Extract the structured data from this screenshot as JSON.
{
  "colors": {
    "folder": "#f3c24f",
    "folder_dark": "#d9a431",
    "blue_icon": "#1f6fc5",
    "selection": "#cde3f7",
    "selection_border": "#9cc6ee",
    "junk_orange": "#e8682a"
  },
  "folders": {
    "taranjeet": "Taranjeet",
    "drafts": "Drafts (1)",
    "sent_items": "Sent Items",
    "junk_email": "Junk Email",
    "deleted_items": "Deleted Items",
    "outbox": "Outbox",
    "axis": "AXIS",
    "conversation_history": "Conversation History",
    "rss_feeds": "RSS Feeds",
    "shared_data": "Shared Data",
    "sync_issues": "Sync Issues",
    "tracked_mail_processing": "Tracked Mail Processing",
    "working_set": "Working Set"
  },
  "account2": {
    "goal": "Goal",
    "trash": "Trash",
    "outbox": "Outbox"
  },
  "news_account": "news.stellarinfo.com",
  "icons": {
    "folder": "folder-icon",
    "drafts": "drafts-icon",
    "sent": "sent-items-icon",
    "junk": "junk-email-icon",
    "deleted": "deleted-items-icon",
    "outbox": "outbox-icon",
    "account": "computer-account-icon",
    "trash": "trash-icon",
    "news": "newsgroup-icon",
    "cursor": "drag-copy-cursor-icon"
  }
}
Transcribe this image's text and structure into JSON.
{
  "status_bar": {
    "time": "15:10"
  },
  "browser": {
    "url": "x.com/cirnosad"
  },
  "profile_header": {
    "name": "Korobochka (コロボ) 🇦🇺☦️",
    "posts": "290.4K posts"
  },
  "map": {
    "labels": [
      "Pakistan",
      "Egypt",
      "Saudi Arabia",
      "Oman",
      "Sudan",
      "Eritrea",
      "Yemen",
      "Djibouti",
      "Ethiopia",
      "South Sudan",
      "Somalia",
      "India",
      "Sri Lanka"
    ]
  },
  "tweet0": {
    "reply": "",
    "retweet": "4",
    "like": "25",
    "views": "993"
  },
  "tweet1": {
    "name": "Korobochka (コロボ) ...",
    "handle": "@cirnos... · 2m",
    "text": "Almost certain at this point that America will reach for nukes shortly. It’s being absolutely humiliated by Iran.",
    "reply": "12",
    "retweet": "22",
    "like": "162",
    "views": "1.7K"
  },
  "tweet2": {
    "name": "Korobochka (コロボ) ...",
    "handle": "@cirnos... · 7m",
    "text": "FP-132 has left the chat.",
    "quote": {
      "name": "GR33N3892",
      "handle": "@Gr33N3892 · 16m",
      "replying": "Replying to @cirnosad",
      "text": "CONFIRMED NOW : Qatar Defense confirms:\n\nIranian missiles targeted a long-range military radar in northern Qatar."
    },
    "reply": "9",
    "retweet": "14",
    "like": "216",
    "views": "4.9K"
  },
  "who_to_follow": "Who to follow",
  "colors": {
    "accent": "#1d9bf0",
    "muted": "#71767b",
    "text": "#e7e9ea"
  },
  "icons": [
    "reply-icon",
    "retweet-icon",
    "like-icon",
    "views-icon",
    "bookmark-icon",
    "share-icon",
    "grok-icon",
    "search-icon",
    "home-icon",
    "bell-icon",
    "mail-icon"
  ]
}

=-=-=-=-=

#### WHAT TO PRODUCE:
Each line of the material should be duplicated exactly, please.

#### RESULT OF THE TASK:
Extract the structured data from this screenshot as JSON.
{
  "colors": {
    "folder": "#f3c24f",
    "folder_dark": "#d9a431",
    "blue_icon": "#1f6fc5",
    "selection": "#cde3f7",
    "selection_border": "#9cc6ee",
    "junk_orange": "#e8682a"
  },
  "folders": {
    "taranjeet": "Taranjeet",
    "drafts": "Drafts (1)",
    "sent_items": "Sent Items",
    "junk_email": "Junk Email",
    "deleted_items": "Deleted Items",
    "outbox": "Outbox",
    "axis": "AXIS",
    "conversation_history": "Conversation History",
    "rss_feeds": "RSS Feeds",
    "shared_data": "Shared Data",
    "sync_issues": "Sync Issues",
    "tracked_mail_processing": "Tracked Mail Processing",
    "working_set": "Working Set"
  },
  "account2": {
    "goal": "Goal",
    "trash": "Trash",
    "outbox": "Outbox"
  },
  "news_account": "news.stellarinfo.com",
  "icons": {
    "folder": "folder-icon",
    "drafts": "drafts-icon",
    "sent": "sent-items-icon",
    "junk": "junk-email-icon",
    "deleted": "deleted-items-icon",
    "outbox": "outbox-icon",
    "account": "computer-account-icon",
    "trash": "trash-icon",
    "news": "newsgroup-icon",
    "cursor": "drag-copy-cursor-icon"
  }
}
Transcribe this image's text and structure into JSON.
{
  "status_bar": {
    "time": "15:10"
  },
  "browser": {
    "url": "x.com/cirnosad"
  },
  "profile_header": {
    "name": "Korobochka (コロボ) 🇦🇺☦️",
    "posts": "290.4K posts"
  },
  "map": {
    "labels": [
      "Pakistan",
      "Egypt",
      "Saudi Arabia",
      "Oman",
      "Sudan",
      "Eritrea",
      "Yemen",
      "Djibouti",
      "Ethiopia",
      "South Sudan",
      "Somalia",
      "India",
      "Sri Lanka"
    ]
  },
  "tweet0": {
    "reply": "",
    "retweet": "4",
    "like": "25",
    "views": "993"
  },
  "tweet1": {
    "name": "Korobochka (コロボ) ...",
    "handle": "@cirnos... · 2m",
    "text": "Almost certain at this point that America will reach for nukes shortly. It’s being absolutely humiliated by Iran.",
    "reply": "12",
    "retweet": "22",
    "like": "162",
    "views": "1.7K"
  },
  "tweet2": {
    "name": "Korobochka (コロボ) ...",
    "handle": "@cirnos... · 7m",
    "text": "FP-132 has left the chat.",
    "quote": {
      "name": "GR33N3892",
      "handle": "@Gr33N3892 · 16m",
      "replying": "Replying to @cirnosad",
      "text": "CONFIRMED NOW : Qatar Defense confirms:\n\nIranian missiles targeted a long-range military radar in northern Qatar."
    },
    "reply": "9",
    "retweet": "14",
    "like": "216",
    "views": "4.9K"
  },
  "who_to_follow": "Who to follow",
  "colors": {
    "accent": "#1d9bf0",
    "muted": "#71767b",
    "text": "#e7e9ea"
  },
  "icons": [
    "reply-icon",
    "retweet-icon",
    "like-icon",
    "views-icon",
    "bookmark-icon",
    "share-icon",
    "grok-icon",
    "search-icon",
    "home-icon",
    "bell-icon",
    "mail-icon"
  ]
}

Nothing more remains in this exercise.